* BEGIN Given data *

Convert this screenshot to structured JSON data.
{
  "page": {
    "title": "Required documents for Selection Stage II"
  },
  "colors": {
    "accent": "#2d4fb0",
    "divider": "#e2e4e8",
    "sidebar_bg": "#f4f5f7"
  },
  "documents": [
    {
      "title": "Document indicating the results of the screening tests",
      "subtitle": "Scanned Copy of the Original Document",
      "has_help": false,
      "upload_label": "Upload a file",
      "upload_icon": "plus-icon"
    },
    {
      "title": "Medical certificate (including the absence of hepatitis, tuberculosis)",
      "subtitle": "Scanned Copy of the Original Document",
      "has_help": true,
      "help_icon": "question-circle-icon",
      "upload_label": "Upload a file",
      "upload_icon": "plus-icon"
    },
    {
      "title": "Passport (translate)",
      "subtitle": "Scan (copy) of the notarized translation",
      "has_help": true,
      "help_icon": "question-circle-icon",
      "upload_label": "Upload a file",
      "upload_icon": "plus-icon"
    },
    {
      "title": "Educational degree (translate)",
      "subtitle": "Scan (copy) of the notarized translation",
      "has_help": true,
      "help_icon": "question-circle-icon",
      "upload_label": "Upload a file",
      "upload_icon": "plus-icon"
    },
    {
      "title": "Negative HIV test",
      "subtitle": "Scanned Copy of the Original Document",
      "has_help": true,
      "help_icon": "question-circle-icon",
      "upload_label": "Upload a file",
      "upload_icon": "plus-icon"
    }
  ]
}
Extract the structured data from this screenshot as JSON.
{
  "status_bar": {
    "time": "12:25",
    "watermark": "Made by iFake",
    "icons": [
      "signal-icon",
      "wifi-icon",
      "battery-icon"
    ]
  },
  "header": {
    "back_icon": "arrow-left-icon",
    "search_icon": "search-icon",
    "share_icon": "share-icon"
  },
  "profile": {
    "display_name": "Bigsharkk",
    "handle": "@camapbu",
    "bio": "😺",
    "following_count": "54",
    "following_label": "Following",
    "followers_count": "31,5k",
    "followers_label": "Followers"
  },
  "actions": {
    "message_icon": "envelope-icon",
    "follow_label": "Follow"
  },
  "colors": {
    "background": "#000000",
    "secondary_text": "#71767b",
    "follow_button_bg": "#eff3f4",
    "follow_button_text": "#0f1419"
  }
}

* END Given data *

## Task requirements
Identify each line in the records above that contains the word "translate", and copy it out in full.

## Response to the exercise
      "title": "Passport (translate)",
      "title": "Educational degree (translate)",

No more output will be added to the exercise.